_Goal:_
Leave the pictures out and transcribe every record exactly.

_Listed records:_
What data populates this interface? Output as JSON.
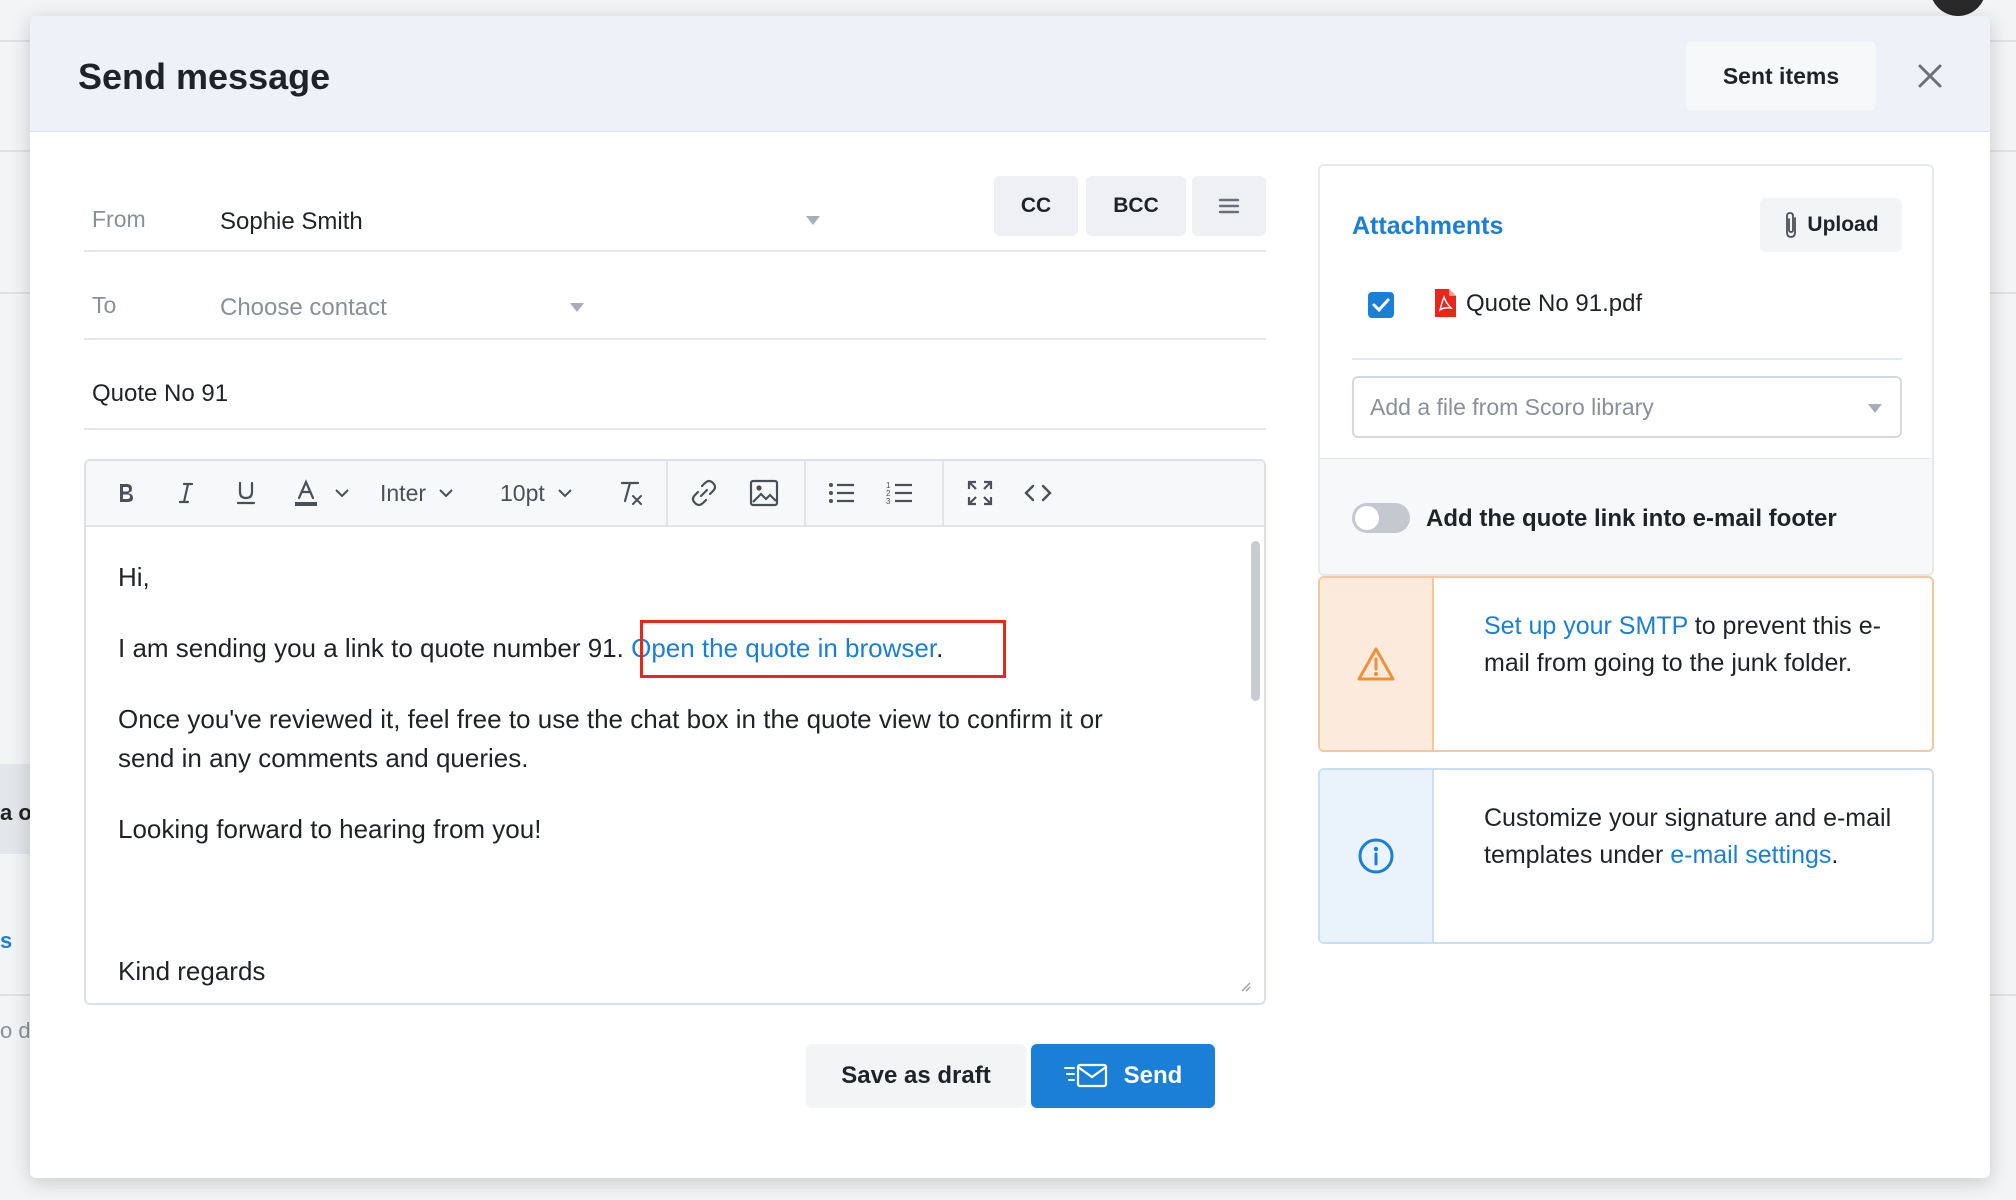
{
  "background": {
    "fragments": [
      "a o",
      "s",
      "o di"
    ]
  },
  "modal": {
    "title": "Send message",
    "sent_items_label": "Sent items"
  },
  "form": {
    "from_label": "From",
    "from_value": "Sophie Smith",
    "cc_label": "CC",
    "bcc_label": "BCC",
    "to_label": "To",
    "to_placeholder": "Choose contact",
    "subject": "Quote No 91"
  },
  "toolbar": {
    "font_name": "Inter",
    "font_size": "10pt"
  },
  "message": {
    "greeting": "Hi,",
    "line1_prefix": "I am sending you a link to quote number 91. ",
    "line1_link": "Open the quote in browser",
    "line1_suffix": ".",
    "para2_line1": "Once you've reviewed it, feel free to use the chat box in the quote view to confirm it or",
    "para2_line2": "send in any comments and queries.",
    "para3": "Looking forward to hearing from you!",
    "closing": "Kind regards"
  },
  "actions": {
    "draft_label": "Save as draft",
    "send_label": "Send"
  },
  "attachments": {
    "title": "Attachments",
    "upload_label": "Upload",
    "file_name": "Quote No 91.pdf",
    "file_checked": true,
    "library_placeholder": "Add a file from Scoro library",
    "quote_link_toggle_label": "Add the quote link into e-mail footer",
    "quote_link_toggle_on": false
  },
  "smtp_notice": {
    "link": "Set up your SMTP",
    "text": " to prevent this e-mail from going to the junk folder."
  },
  "signature_notice": {
    "text": "Customize your signature and e-mail templates under ",
    "link": "e-mail settings",
    "suffix": "."
  },
  "colors": {
    "accent": "#1a7fd6",
    "warning_bg": "#fcebdc",
    "warning_border": "#f5c7a0",
    "warning_icon": "#f0913a",
    "info_bg": "#eaf3fb",
    "info_border": "#c8def2",
    "highlight": "#e8261b"
  }
}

_Expected answer:_
What data populates this interface? Output as JSON.
{
  "background": {
    "fragments": [
      "a o",
      "s",
      "o di"
    ]
  },
  "modal": {
    "title": "Send message",
    "sent_items_label": "Sent items"
  },
  "form": {
    "from_label": "From",
    "from_value": "Sophie Smith",
    "cc_label": "CC",
    "bcc_label": "BCC",
    "to_label": "To",
    "to_placeholder": "Choose contact",
    "subject": "Quote No 91"
  },
  "toolbar": {
    "font_name": "Inter",
    "font_size": "10pt"
  },
  "message": {
    "greeting": "Hi,",
    "line1_prefix": "I am sending you a link to quote number 91. ",
    "line1_link": "Open the quote in browser",
    "line1_suffix": ".",
    "para2_line1": "Once you've reviewed it, feel free to use the chat box in the quote view to confirm it or",
    "para2_line2": "send in any comments and queries.",
    "para3": "Looking forward to hearing from you!",
    "closing": "Kind regards"
  },
  "actions": {
    "draft_label": "Save as draft",
    "send_label": "Send"
  },
  "attachments": {
    "title": "Attachments",
    "upload_label": "Upload",
    "file_name": "Quote No 91.pdf",
    "file_checked": true,
    "library_placeholder": "Add a file from Scoro library",
    "quote_link_toggle_label": "Add the quote link into e-mail footer",
    "quote_link_toggle_on": false
  },
  "smtp_notice": {
    "link": "Set up your SMTP",
    "text": " to prevent this e-mail from going to the junk folder."
  },
  "signature_notice": {
    "text": "Customize your signature and e-mail templates under ",
    "link": "e-mail settings",
    "suffix": "."
  },
  "colors": {
    "accent": "#1a7fd6",
    "warning_bg": "#fcebdc",
    "warning_border": "#f5c7a0",
    "warning_icon": "#f0913a",
    "info_bg": "#eaf3fb",
    "info_border": "#c8def2",
    "highlight": "#e8261b"
  }
}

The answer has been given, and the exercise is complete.